- _Instructions for the task_:
Starting at the line that contains "Extract the structured", transcribe every remaining line of the entries exactly, including the last one.

- _Items from a figure collection_:
____________

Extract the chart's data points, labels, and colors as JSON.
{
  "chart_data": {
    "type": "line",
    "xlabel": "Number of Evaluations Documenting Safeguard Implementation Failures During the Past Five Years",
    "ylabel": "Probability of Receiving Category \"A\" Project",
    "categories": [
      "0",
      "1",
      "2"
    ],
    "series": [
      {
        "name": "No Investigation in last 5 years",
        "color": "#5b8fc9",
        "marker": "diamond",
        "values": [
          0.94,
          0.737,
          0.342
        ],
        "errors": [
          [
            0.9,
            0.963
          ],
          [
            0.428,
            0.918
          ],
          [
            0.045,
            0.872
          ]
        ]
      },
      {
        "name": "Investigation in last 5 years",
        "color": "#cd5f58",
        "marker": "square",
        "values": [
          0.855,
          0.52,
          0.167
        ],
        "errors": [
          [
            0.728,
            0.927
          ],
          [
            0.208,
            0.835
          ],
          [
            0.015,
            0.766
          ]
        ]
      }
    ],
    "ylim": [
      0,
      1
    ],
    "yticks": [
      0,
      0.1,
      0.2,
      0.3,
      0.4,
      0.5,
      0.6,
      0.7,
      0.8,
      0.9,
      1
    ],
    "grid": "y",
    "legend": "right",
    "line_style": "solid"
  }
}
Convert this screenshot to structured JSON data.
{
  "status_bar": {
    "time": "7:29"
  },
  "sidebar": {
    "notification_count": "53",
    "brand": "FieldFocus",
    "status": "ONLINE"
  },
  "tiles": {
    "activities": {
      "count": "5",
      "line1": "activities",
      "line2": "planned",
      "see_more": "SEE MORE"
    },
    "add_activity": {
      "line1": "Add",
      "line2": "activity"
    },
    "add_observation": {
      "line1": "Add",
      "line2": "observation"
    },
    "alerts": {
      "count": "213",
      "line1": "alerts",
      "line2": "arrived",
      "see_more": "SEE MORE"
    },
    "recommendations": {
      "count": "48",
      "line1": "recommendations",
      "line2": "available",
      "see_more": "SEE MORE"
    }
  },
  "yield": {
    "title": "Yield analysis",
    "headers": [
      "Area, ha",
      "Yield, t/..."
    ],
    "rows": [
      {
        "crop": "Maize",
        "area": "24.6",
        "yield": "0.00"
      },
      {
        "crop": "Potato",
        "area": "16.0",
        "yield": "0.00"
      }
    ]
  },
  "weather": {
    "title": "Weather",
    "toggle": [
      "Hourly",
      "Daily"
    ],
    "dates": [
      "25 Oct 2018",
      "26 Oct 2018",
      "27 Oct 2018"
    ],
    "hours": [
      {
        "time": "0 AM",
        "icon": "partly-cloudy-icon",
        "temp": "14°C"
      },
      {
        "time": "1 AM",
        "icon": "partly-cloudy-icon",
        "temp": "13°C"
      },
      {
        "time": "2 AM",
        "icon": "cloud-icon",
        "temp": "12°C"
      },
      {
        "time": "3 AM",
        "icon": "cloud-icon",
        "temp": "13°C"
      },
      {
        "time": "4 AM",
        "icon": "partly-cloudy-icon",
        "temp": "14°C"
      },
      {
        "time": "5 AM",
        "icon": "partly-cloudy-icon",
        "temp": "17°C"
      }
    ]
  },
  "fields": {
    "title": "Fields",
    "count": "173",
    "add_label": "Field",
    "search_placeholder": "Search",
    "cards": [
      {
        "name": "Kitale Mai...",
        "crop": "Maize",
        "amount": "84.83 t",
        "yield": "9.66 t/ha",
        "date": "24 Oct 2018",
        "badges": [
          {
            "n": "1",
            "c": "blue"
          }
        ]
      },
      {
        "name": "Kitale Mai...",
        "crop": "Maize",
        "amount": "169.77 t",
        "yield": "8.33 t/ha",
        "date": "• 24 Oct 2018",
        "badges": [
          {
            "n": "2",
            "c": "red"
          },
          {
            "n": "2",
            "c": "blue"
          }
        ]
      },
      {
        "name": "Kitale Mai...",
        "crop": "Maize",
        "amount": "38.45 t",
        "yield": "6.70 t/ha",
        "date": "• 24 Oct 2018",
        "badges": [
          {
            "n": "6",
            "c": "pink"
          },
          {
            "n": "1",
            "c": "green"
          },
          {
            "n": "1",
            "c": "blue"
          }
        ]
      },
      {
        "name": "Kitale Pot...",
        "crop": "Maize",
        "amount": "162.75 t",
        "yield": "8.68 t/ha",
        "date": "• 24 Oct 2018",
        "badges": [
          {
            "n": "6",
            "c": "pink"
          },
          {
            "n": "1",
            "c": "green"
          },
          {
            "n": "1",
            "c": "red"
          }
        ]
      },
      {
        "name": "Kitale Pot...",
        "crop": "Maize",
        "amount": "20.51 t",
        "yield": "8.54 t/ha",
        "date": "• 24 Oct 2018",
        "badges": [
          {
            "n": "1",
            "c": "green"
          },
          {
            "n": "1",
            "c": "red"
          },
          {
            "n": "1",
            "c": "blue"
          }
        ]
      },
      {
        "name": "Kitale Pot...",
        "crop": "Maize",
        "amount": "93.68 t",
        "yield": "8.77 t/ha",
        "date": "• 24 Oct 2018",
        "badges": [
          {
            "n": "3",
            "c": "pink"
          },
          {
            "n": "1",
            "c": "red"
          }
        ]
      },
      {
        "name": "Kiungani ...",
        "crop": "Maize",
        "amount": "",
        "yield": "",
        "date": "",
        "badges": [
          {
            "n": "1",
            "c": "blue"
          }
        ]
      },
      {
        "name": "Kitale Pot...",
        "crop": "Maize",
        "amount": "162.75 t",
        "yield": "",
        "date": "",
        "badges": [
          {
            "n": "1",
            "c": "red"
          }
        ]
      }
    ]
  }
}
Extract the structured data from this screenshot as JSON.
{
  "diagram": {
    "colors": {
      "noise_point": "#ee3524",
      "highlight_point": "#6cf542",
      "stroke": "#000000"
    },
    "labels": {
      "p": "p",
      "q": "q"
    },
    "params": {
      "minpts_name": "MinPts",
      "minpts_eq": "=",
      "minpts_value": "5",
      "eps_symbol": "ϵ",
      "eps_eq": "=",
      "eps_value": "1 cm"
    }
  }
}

____________

- _Response_:
Extract the structured data from this screenshot as JSON.
{
  "diagram": {
    "colors": {
      "noise_point": "#ee3524",
      "highlight_point": "#6cf542",
      "stroke": "#000000"
    },
    "labels": {
      "p": "p",
      "q": "q"
    },
    "params": {
      "minpts_name": "MinPts",
      "minpts_eq": "=",
      "minpts_value": "5",
      "eps_symbol": "ϵ",
      "eps_eq": "=",
      "eps_value": "1 cm"
    }
  }
}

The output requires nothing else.